EXERCISE DETAILS =>
The listing below should be written out exactly; please include all of it.

Records contained in a dataset
====================

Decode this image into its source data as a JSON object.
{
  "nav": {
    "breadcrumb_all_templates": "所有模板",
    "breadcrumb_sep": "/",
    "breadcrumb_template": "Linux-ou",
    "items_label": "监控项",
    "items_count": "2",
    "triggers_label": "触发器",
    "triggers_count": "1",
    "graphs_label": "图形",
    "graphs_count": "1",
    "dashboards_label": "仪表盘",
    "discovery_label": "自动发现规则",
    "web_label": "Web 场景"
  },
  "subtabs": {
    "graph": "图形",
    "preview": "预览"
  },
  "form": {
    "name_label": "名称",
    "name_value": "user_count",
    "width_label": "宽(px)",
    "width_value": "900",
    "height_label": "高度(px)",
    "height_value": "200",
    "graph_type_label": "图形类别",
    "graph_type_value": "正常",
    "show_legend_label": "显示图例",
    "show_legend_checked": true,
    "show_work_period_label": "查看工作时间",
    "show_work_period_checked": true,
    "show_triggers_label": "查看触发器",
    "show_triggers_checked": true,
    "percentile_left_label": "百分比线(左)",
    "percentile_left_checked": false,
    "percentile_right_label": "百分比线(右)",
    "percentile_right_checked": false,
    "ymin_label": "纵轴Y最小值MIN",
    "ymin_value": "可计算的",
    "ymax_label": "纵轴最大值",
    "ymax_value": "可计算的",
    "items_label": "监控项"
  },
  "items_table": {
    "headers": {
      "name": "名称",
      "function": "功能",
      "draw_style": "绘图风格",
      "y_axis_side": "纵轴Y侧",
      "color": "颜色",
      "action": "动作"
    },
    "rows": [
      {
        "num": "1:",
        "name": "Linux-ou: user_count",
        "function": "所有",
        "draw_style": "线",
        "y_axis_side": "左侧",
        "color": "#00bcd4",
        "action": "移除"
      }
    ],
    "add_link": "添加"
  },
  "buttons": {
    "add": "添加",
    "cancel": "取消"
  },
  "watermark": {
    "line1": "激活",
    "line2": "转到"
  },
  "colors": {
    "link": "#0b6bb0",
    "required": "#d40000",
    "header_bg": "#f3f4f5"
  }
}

====================

OUTPUT OF THE EXERCISE =>
Decode this image into its source data as a JSON object.
{
  "nav": {
    "breadcrumb_all_templates": "所有模板",
    "breadcrumb_sep": "/",
    "breadcrumb_template": "Linux-ou",
    "items_label": "监控项",
    "items_count": "2",
    "triggers_label": "触发器",
    "triggers_count": "1",
    "graphs_label": "图形",
    "graphs_count": "1",
    "dashboards_label": "仪表盘",
    "discovery_label": "自动发现规则",
    "web_label": "Web 场景"
  },
  "subtabs": {
    "graph": "图形",
    "preview": "预览"
  },
  "form": {
    "name_label": "名称",
    "name_value": "user_count",
    "width_label": "宽(px)",
    "width_value": "900",
    "height_label": "高度(px)",
    "height_value": "200",
    "graph_type_label": "图形类别",
    "graph_type_value": "正常",
    "show_legend_label": "显示图例",
    "show_legend_checked": true,
    "show_work_period_label": "查看工作时间",
    "show_work_period_checked": true,
    "show_triggers_label": "查看触发器",
    "show_triggers_checked": true,
    "percentile_left_label": "百分比线(左)",
    "percentile_left_checked": false,
    "percentile_right_label": "百分比线(右)",
    "percentile_right_checked": false,
    "ymin_label": "纵轴Y最小值MIN",
    "ymin_value": "可计算的",
    "ymax_label": "纵轴最大值",
    "ymax_value": "可计算的",
    "items_label": "监控项"
  },
  "items_table": {
    "headers": {
      "name": "名称",
      "function": "功能",
      "draw_style": "绘图风格",
      "y_axis_side": "纵轴Y侧",
      "color": "颜色",
      "action": "动作"
    },
    "rows": [
      {
        "num": "1:",
        "name": "Linux-ou: user_count",
        "function": "所有",
        "draw_style": "线",
        "y_axis_side": "左侧",
        "color": "#00bcd4",
        "action": "移除"
      }
    ],
    "add_link": "添加"
  },
  "buttons": {
    "add": "添加",
    "cancel": "取消"
  },
  "watermark": {
    "line1": "激活",
    "line2": "转到"
  },
  "colors": {
    "link": "#0b6bb0",
    "required": "#d40000",
    "header_bg": "#f3f4f5"
  }
}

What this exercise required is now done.